**Written task**
Scan the material that follows. Copy every line containing the word "anterior".

——————————

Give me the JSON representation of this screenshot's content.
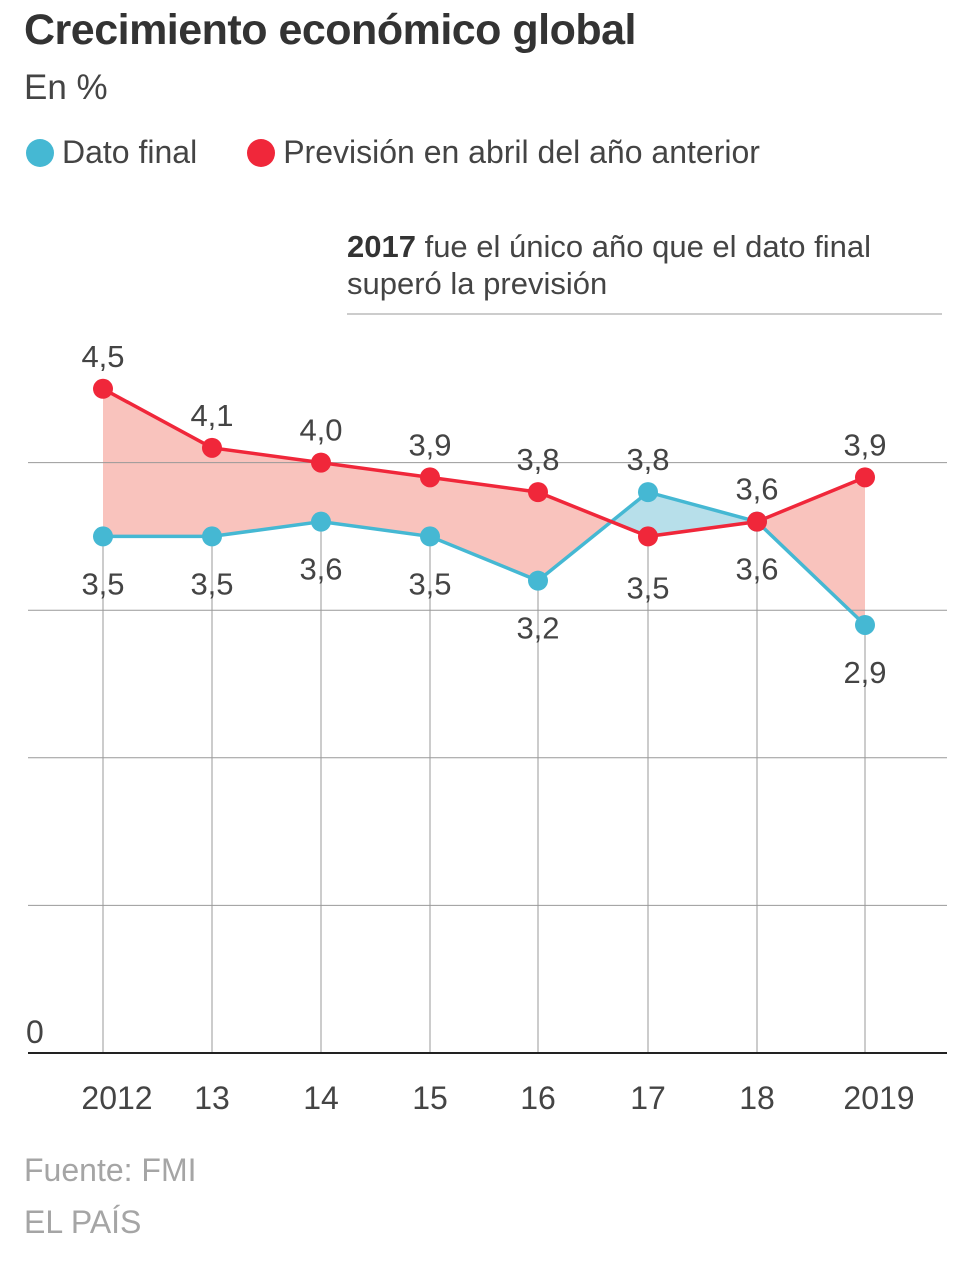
{
  "header": {
    "title": "Crecimiento económico global",
    "subtitle": "En %"
  },
  "legend": {
    "final_label": "Dato final",
    "forecast_label": "Previsión en abril del año anterior"
  },
  "annotation": {
    "bold": "2017",
    "text": " fue el único año que el dato final superó la previsión"
  },
  "footer": {
    "source": "Fuente: FMI",
    "credit": "EL PAÍS"
  },
  "colors": {
    "final": "#45b8d3",
    "forecast": "#f0273a",
    "fill_forecast_above": "#f9c3bd",
    "fill_final_above": "#b7dfea",
    "grid": "#999999",
    "axis": "#222222"
  },
  "chart_data": {
    "type": "line",
    "title": "Crecimiento económico global",
    "subtitle": "En %",
    "categories": [
      "2012",
      "13",
      "14",
      "15",
      "16",
      "17",
      "18",
      "2019"
    ],
    "series": [
      {
        "name": "Dato final",
        "values": [
          3.5,
          3.5,
          3.6,
          3.5,
          3.2,
          3.8,
          3.6,
          2.9
        ],
        "labels": [
          "3,5",
          "3,5",
          "3,6",
          "3,5",
          "3,2",
          "3,8",
          "3,6",
          "2,9"
        ]
      },
      {
        "name": "Previsión en abril del año anterior",
        "values": [
          4.5,
          4.1,
          4.0,
          3.9,
          3.8,
          3.5,
          3.6,
          3.9
        ],
        "labels": [
          "4,5",
          "4,1",
          "4,0",
          "3,9",
          "3,8",
          "3,5",
          "3,6",
          "3,9"
        ]
      }
    ],
    "yaxis": {
      "min": 0,
      "max": 4.8,
      "tick_label": "0",
      "gridlines": [
        1,
        2,
        3,
        4
      ]
    },
    "xlabel": "",
    "ylabel": "",
    "grid": true,
    "legend": "top-left"
  }
}
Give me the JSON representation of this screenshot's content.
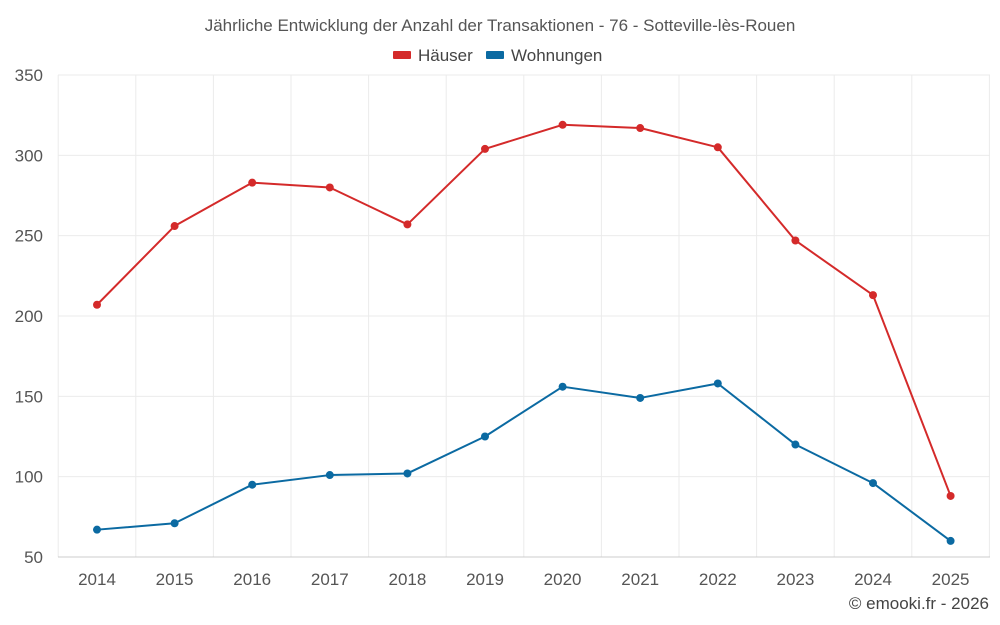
{
  "chart_data": {
    "type": "line",
    "title": "Jährliche Entwicklung der Anzahl der Transaktionen - 76 - Sotteville-lès-Rouen",
    "x": [
      "2014",
      "2015",
      "2016",
      "2017",
      "2018",
      "2019",
      "2020",
      "2021",
      "2022",
      "2023",
      "2024",
      "2025"
    ],
    "yticks": [
      "50",
      "100",
      "150",
      "200",
      "250",
      "300",
      "350"
    ],
    "ylim": [
      50,
      350
    ],
    "grid": true,
    "legend_position": "top-center",
    "series": [
      {
        "name": "Häuser",
        "color": "#d42a2a",
        "values": [
          207,
          256,
          283,
          280,
          257,
          304,
          319,
          317,
          305,
          247,
          213,
          88
        ]
      },
      {
        "name": "Wohnungen",
        "color": "#0b6aa2",
        "values": [
          67,
          71,
          95,
          101,
          102,
          125,
          156,
          149,
          158,
          120,
          96,
          60
        ]
      }
    ],
    "copyright": "© emooki.fr - 2026"
  }
}
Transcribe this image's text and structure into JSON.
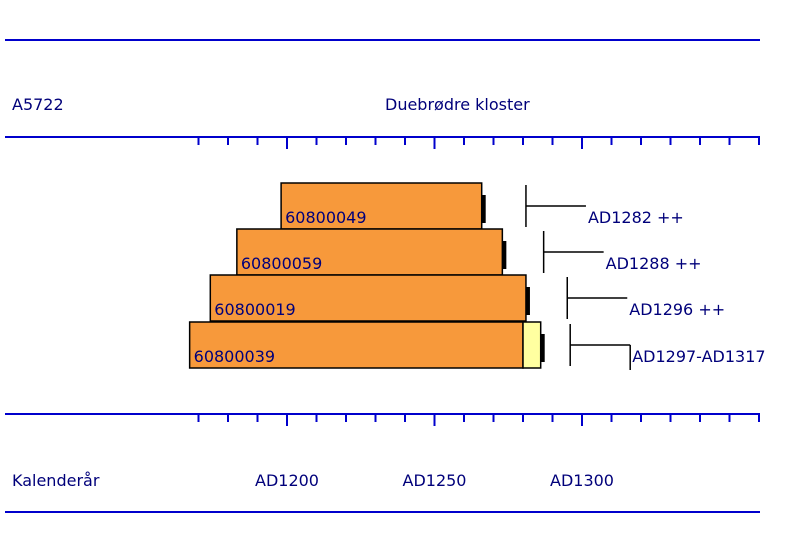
{
  "header": {
    "site_code": "A5722",
    "site_name": "Duebrødre kloster"
  },
  "footer": {
    "axis_label": "Kalenderår"
  },
  "colors": {
    "rule": "#0000cc",
    "bar": "#f7993b",
    "sapwood": "#ffffa0",
    "text": "#00007a",
    "outline": "#000000"
  },
  "chart_data": {
    "type": "bar",
    "orientation": "horizontal",
    "title": "Duebrødre kloster",
    "xlabel": "Kalenderår",
    "xlim": [
      1160,
      1360
    ],
    "x_ticks": [
      {
        "value": 1200,
        "label": "AD1200"
      },
      {
        "value": 1250,
        "label": "AD1250"
      },
      {
        "value": 1300,
        "label": "AD1300"
      }
    ],
    "minor_tick_step": 10,
    "series": [
      {
        "name": "60800049",
        "start": 1198,
        "end": 1266,
        "sapwood_end": null,
        "date_line": 1281,
        "felling": "AD1282 ++"
      },
      {
        "name": "60800059",
        "start": 1183,
        "end": 1273,
        "sapwood_end": null,
        "date_line": 1287,
        "felling": "AD1288 ++"
      },
      {
        "name": "60800019",
        "start": 1174,
        "end": 1281,
        "sapwood_end": null,
        "date_line": 1295,
        "felling": "AD1296 ++"
      },
      {
        "name": "60800039",
        "start": 1167,
        "end": 1280,
        "sapwood_end": 1286,
        "date_line": 1296,
        "felling": "AD1297-AD1317"
      }
    ]
  }
}
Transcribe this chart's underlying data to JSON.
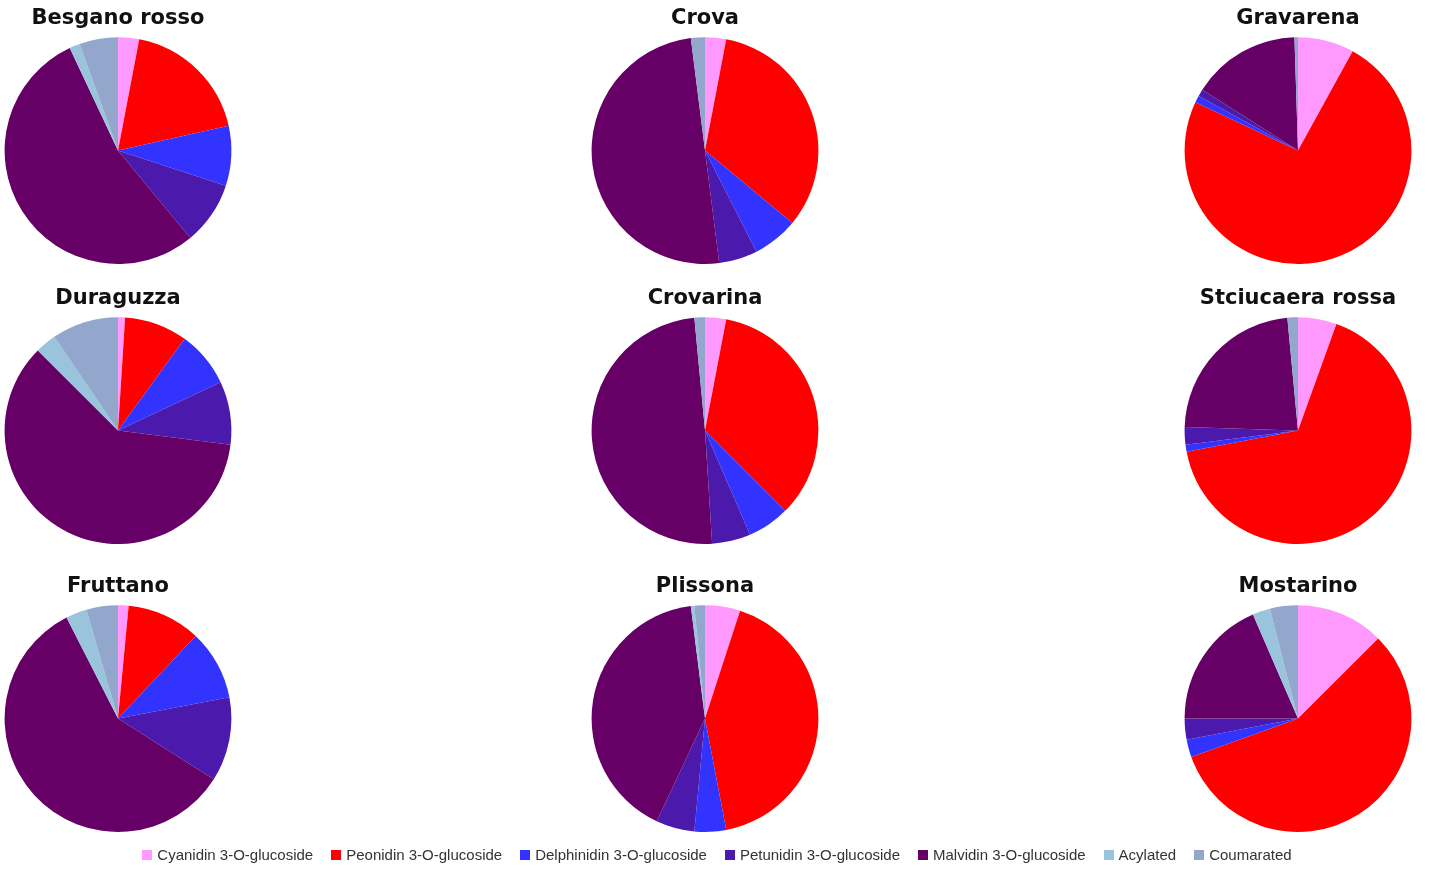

——————————

**Solution for this task**
    "forecast_label": "Previsión en abril del año anterior"
        "name": "Previsión en abril del año anterior",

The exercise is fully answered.